* Directions
Render the material again word for word, skipping the pictures in it.

Stored data:

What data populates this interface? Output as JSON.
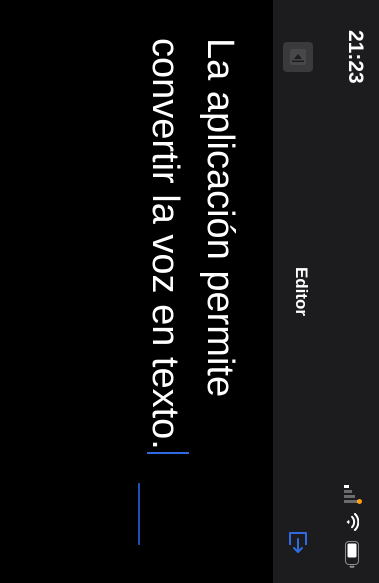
{
  "status": {
    "time": "21:23"
  },
  "nav": {
    "title": "Editor",
    "back_icon": "sidebar-back-icon",
    "action_icon": "share-export-icon"
  },
  "editor": {
    "text": "La aplicación permite convertir la voz en texto."
  },
  "colors": {
    "accent": "#2f6ae0",
    "bar_background": "#1c1c1e",
    "background": "#000000",
    "indicator": "#ff9f0a"
  }
}
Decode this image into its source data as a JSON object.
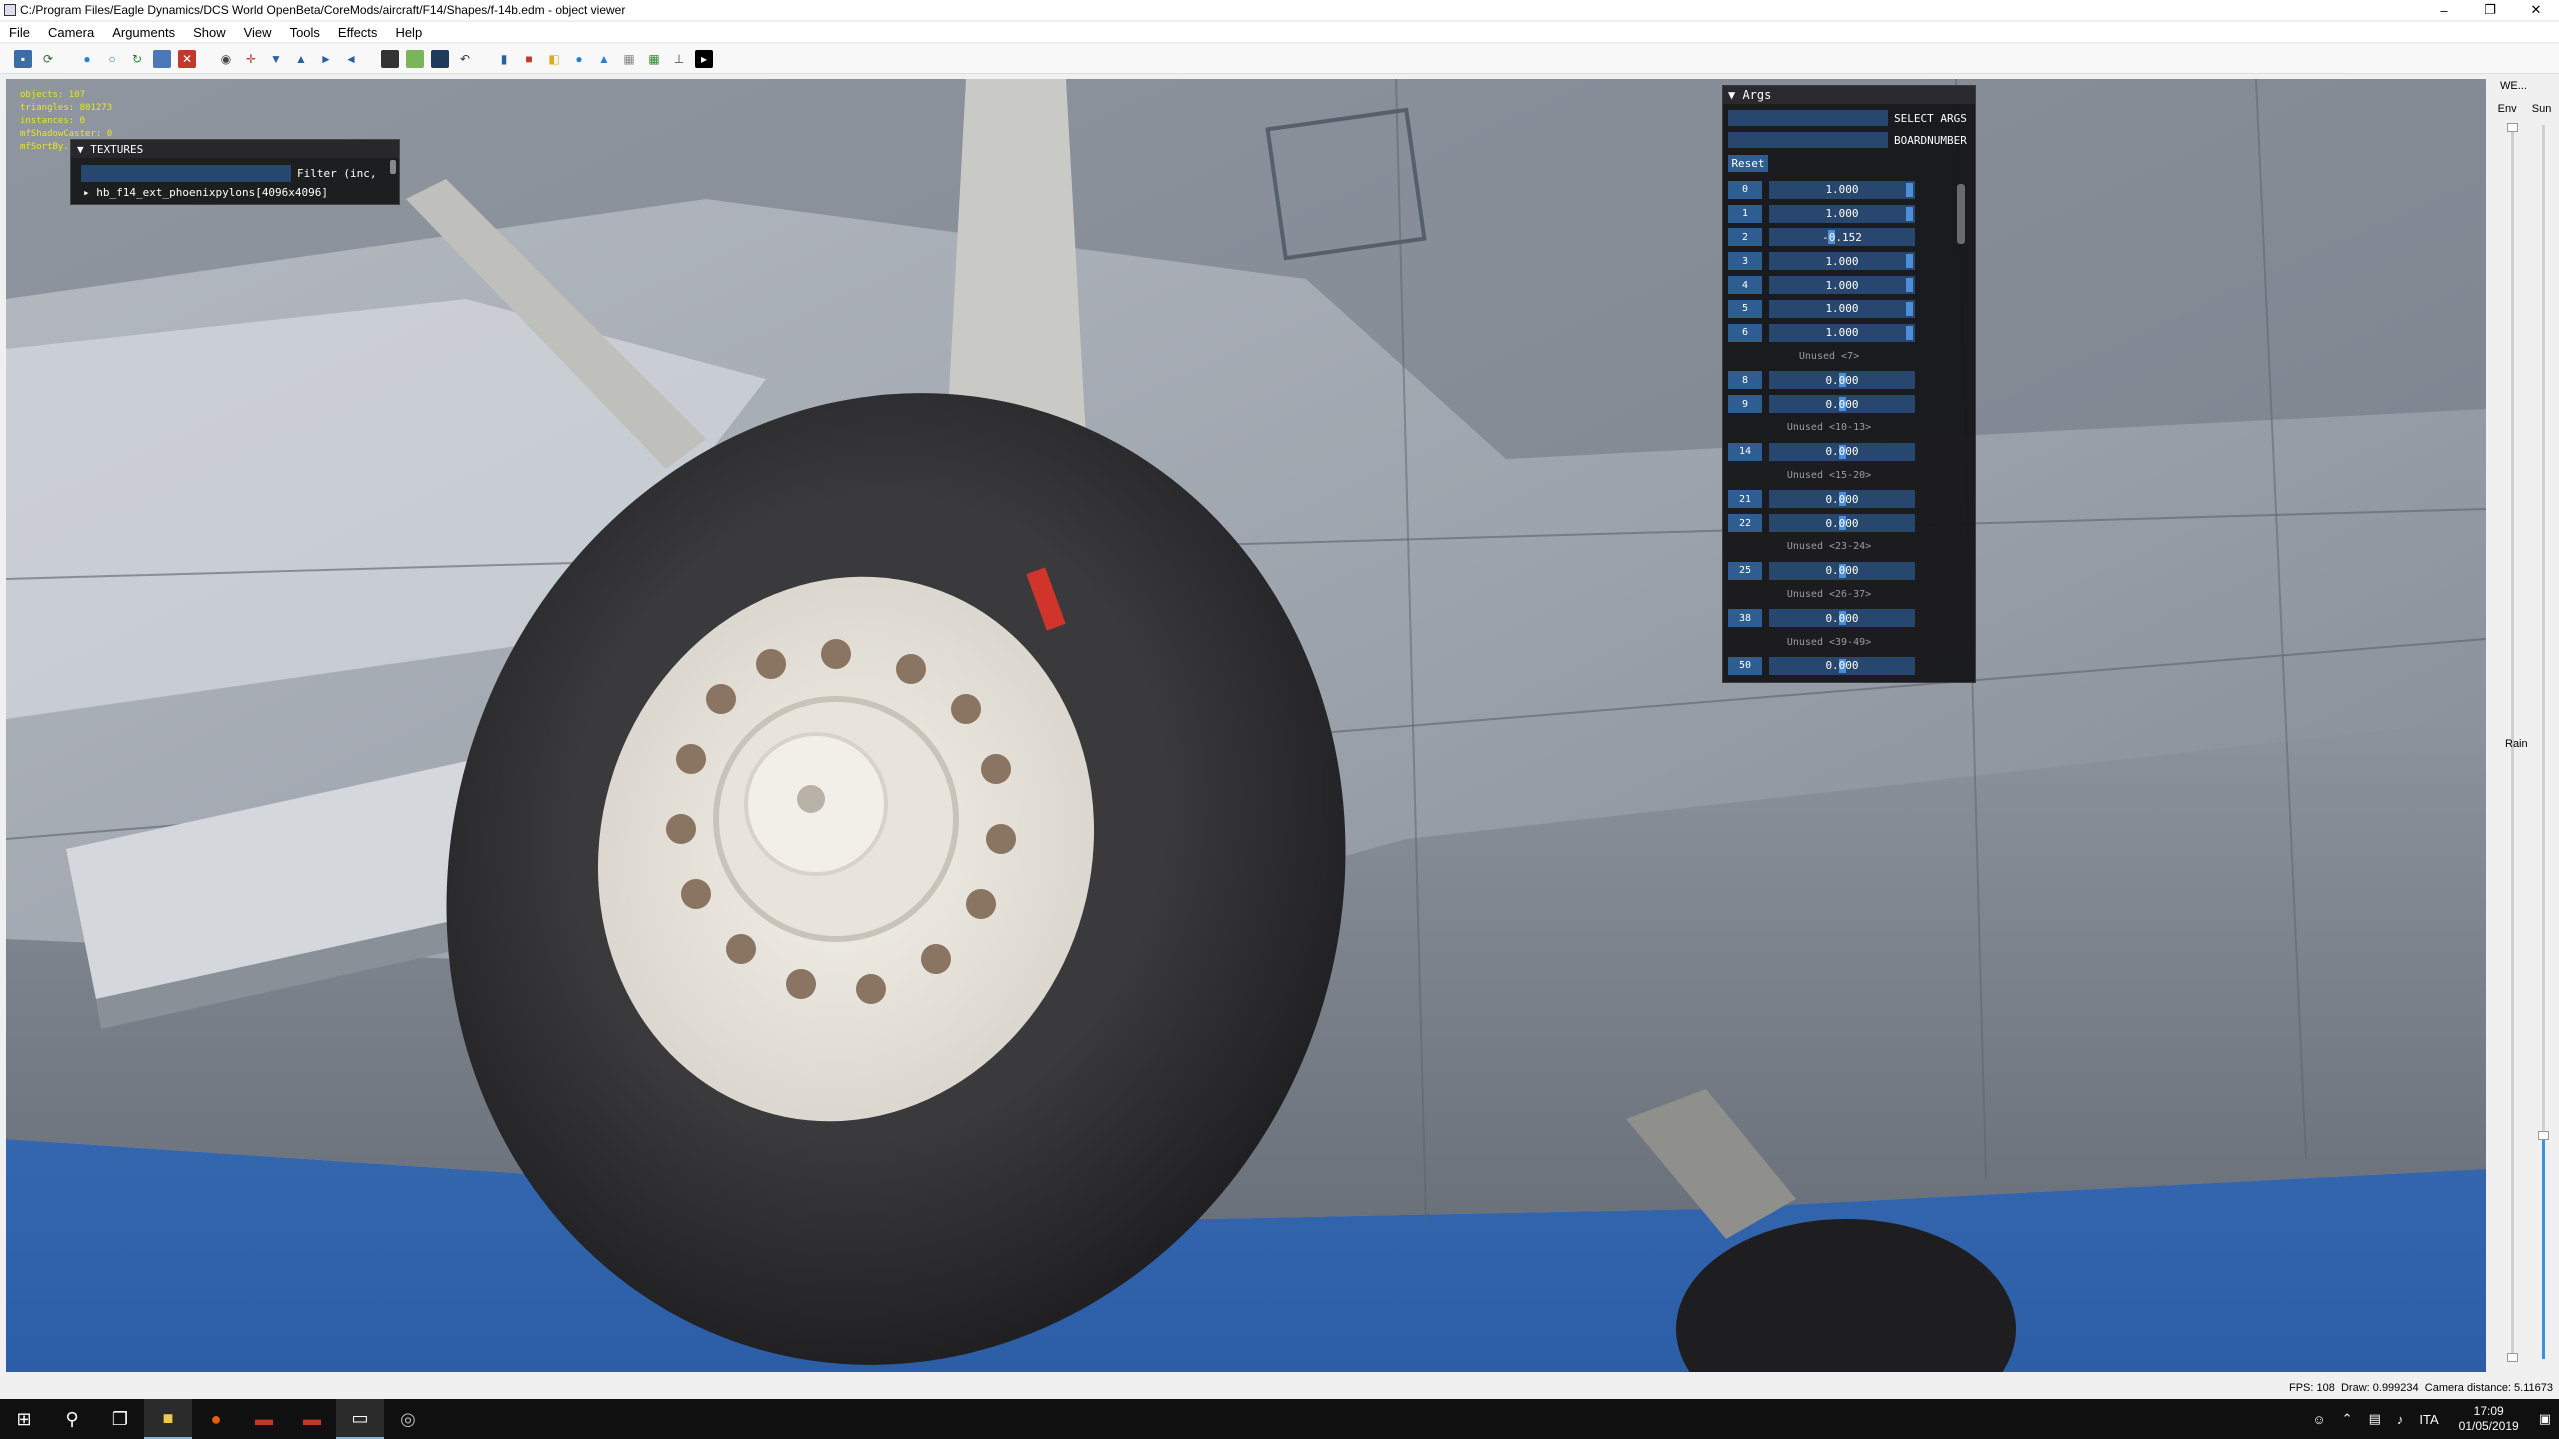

* Task response
What data populates this interface? Output as JSON.
{
  "status": {
    "time": "21:23"
  },
  "nav": {
    "title": "Editor",
    "back_icon": "sidebar-back-icon",
    "action_icon": "share-export-icon"
  },
  "editor": {
    "text": "La aplicación permite convertir la voz en texto."
  },
  "colors": {
    "accent": "#2f6ae0",
    "bar_background": "#1c1c1e",
    "background": "#000000",
    "indicator": "#ff9f0a"
  }
}
Decode this image into its source data as a JSON object.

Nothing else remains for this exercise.